What is required> Find the string "Rational" and gather every line that holds it.

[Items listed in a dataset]
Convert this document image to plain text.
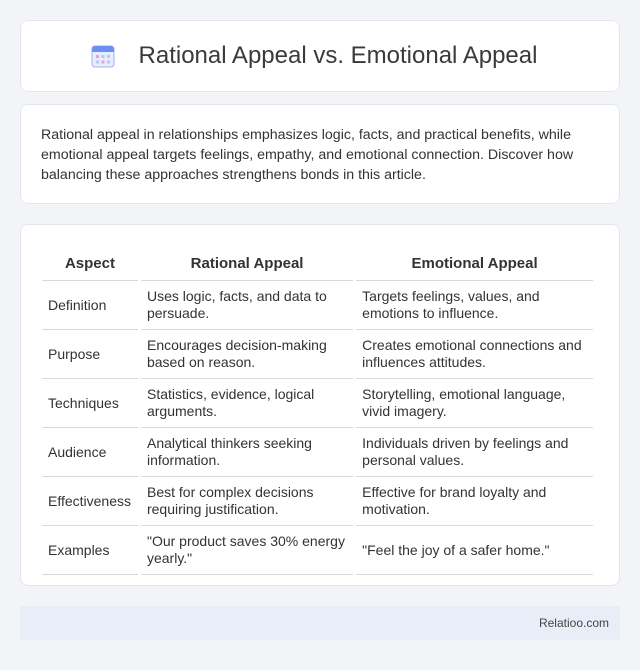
Rational Appeal vs. Emotional Appeal

Rational appeal in relationships emphasizes logic, facts, and practical benefits, while emotional appeal targets feelings, empathy, and emotional connection. Discover how balancing these approaches strengthens bonds in this article.

Aspect	Rational Appeal	Emotional Appeal
Definition	Uses logic, facts, and data to persuade.	Targets feelings, values, and emotions to influence.
Purpose	Encourages decision-making based on reason.	Creates emotional connections and influences attitudes.
Techniques	Statistics, evidence, logical arguments.	Storytelling, emotional language, vivid imagery.
Audience	Analytical thinkers seeking information.	Individuals driven by feelings and personal values.
Effectiveness	Best for complex decisions requiring justification.	Effective for brand loyalty and motivation.
Examples	"Our product saves 30% energy yearly."	"Feel the joy of a safer home."
Relatioo.com
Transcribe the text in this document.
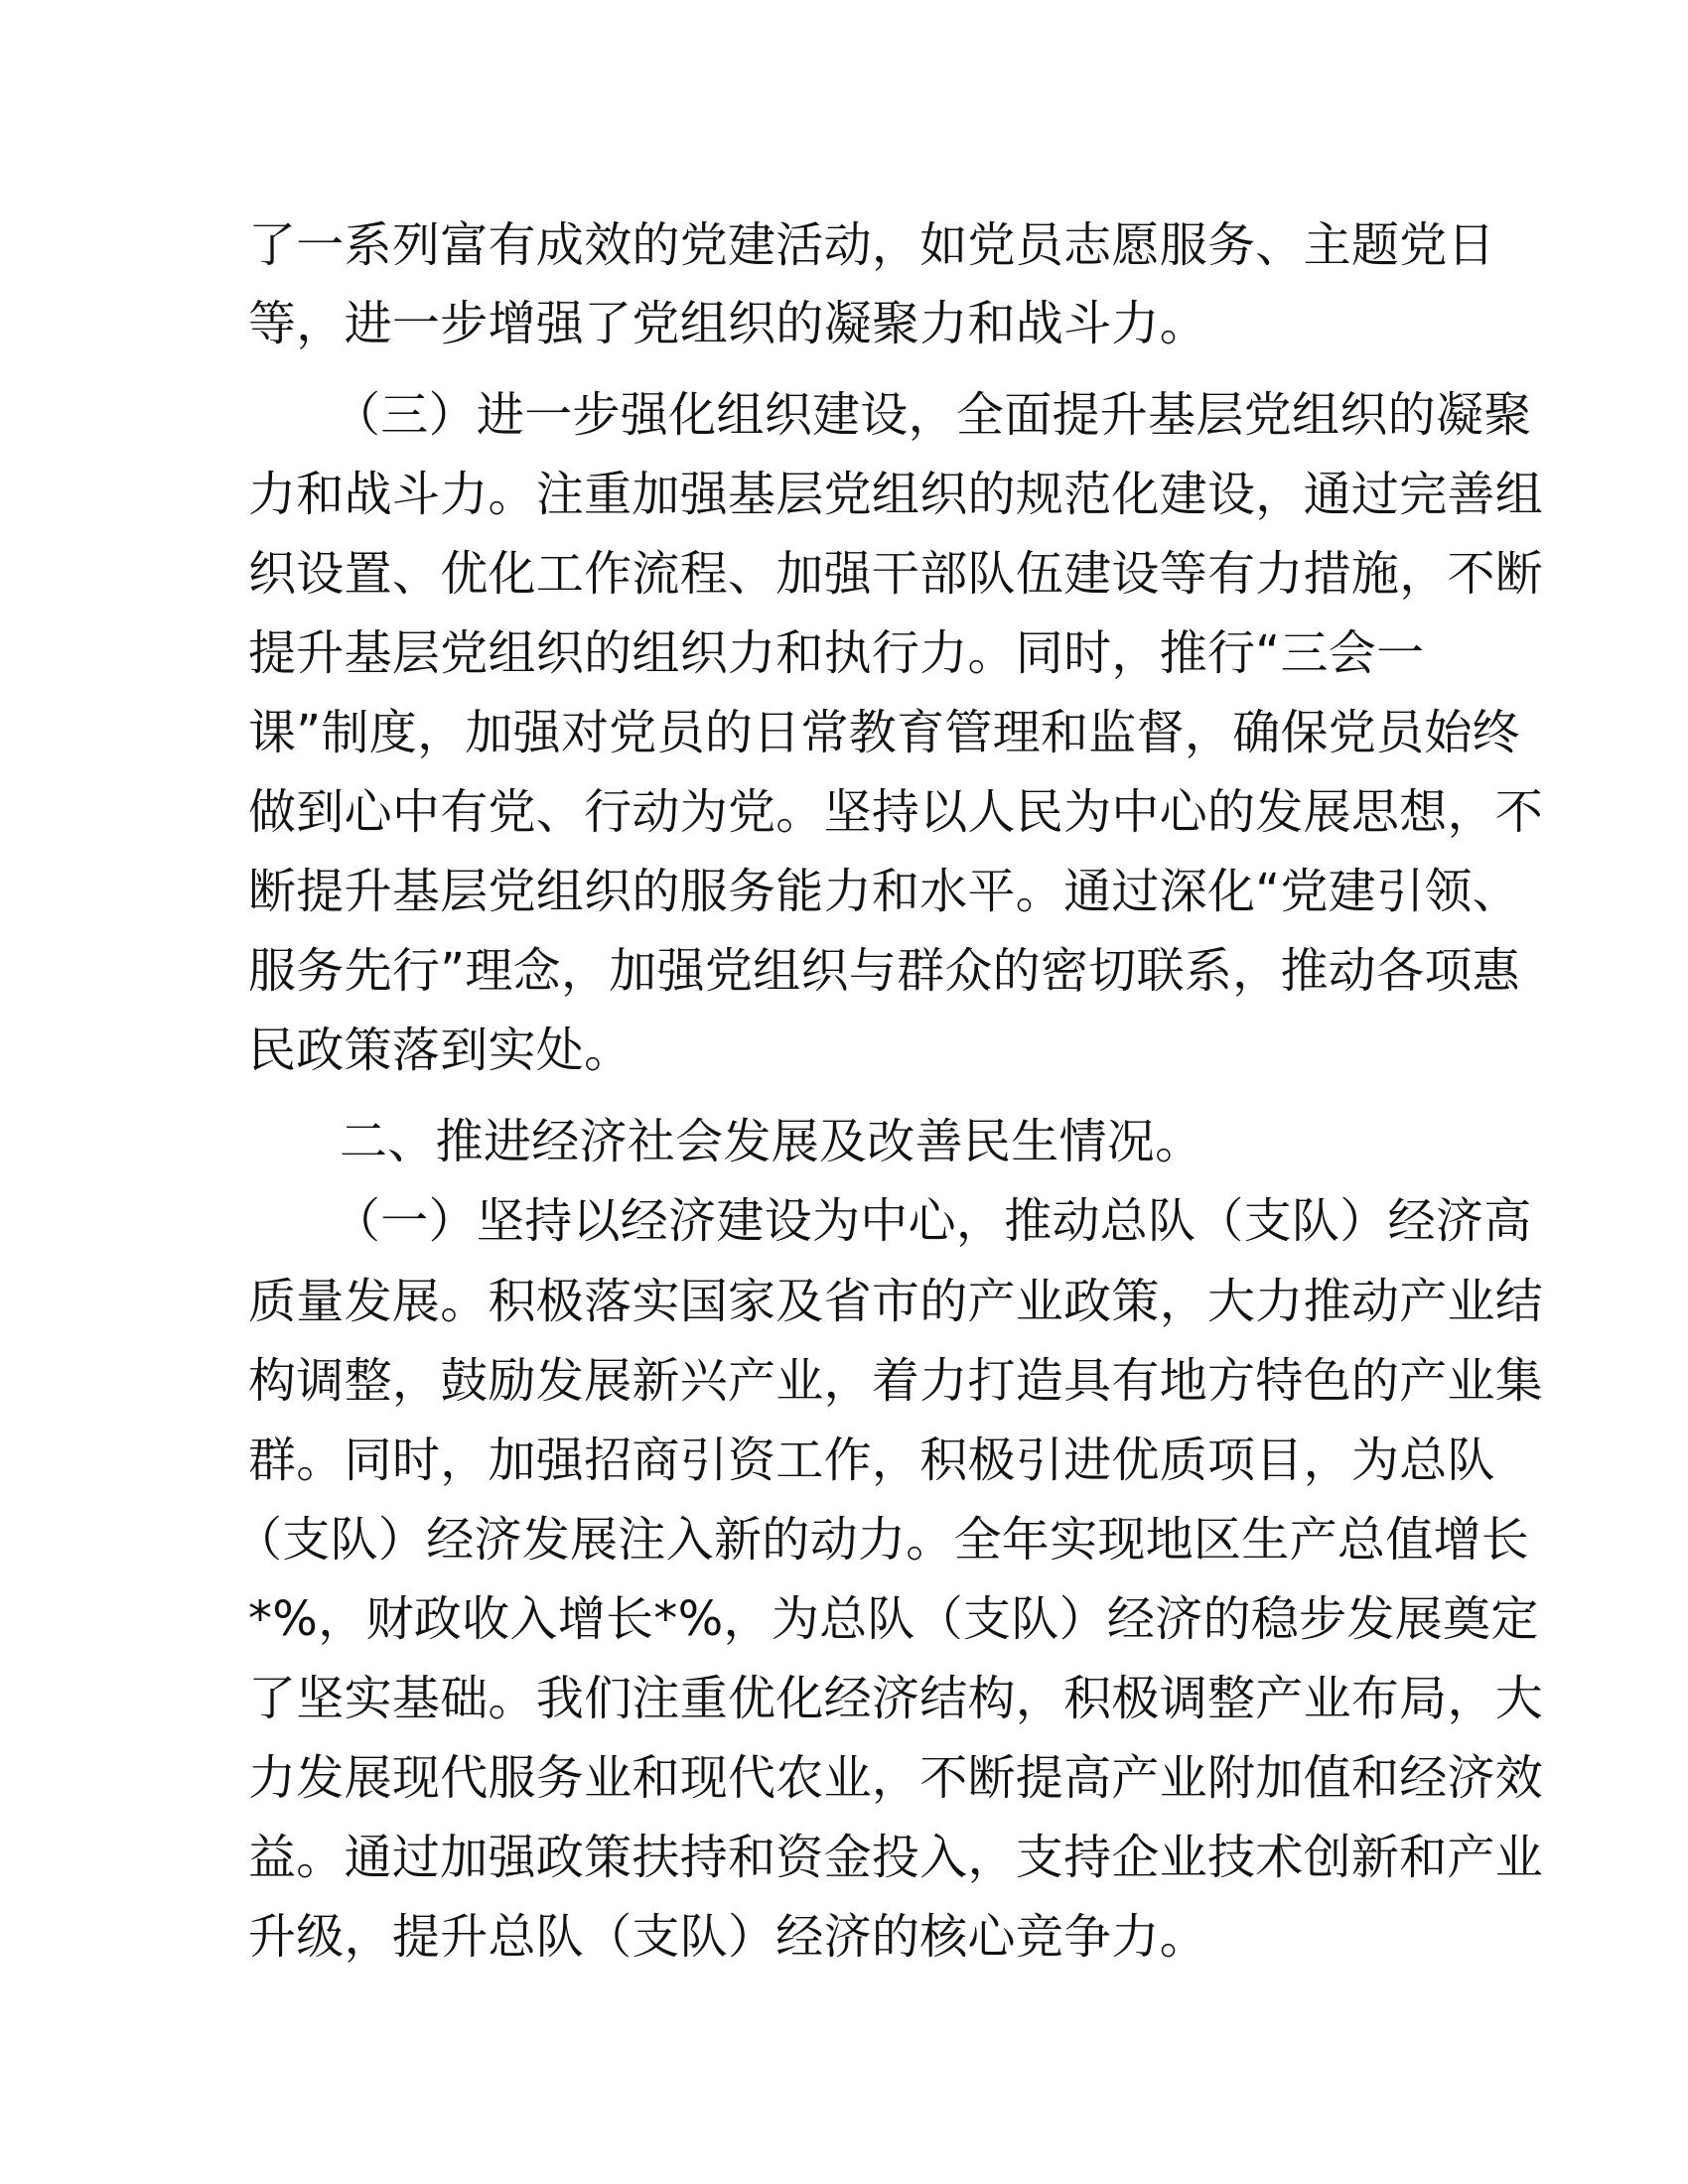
了一系列富有成效的党建活动，如党员志愿服务、主题党日
等，进一步增强了党组织的凝聚力和战斗力。
（三）进一步强化组织建设，全面提升基层党组织的凝聚
力和战斗力。注重加强基层党组织的规范化建设，通过完善组
织设置、优化工作流程、加强干部队伍建设等有力措施，不断
提升基层党组织的组织力和执行力。同时，推行“三会一
课”制度，加强对党员的日常教育管理和监督，确保党员始终
做到心中有党、行动为党。坚持以人民为中心的发展思想，不
断提升基层党组织的服务能力和水平。通过深化“党建引领、
服务先行”理念，加强党组织与群众的密切联系，推动各项惠
民政策落到实处。
二、推进经济社会发展及改善民生情况。
（一）坚持以经济建设为中心，推动总队（支队）经济高
质量发展。积极落实国家及省市的产业政策，大力推动产业结
构调整，鼓励发展新兴产业，着力打造具有地方特色的产业集
群。同时，加强招商引资工作，积极引进优质项目，为总队
（支队）经济发展注入新的动力。全年实现地区生产总值增长
*%，财政收入增长*%，为总队（支队）经济的稳步发展奠定
了坚实基础。我们注重优化经济结构，积极调整产业布局，大
力发展现代服务业和现代农业，不断提高产业附加值和经济效
益。通过加强政策扶持和资金投入，支持企业技术创新和产业
升级，提升总队（支队）经济的核心竞争力。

Output>
Rational Appeal vs. Emotional Appeal
Rational appeal in relationships emphasizes logic, facts, and practical benefits, while emotional appeal targets feelings, empathy, and emotional connection. Discover how balancing these approaches strengthens bonds in this article.
Aspect	Rational Appeal	Emotional Appeal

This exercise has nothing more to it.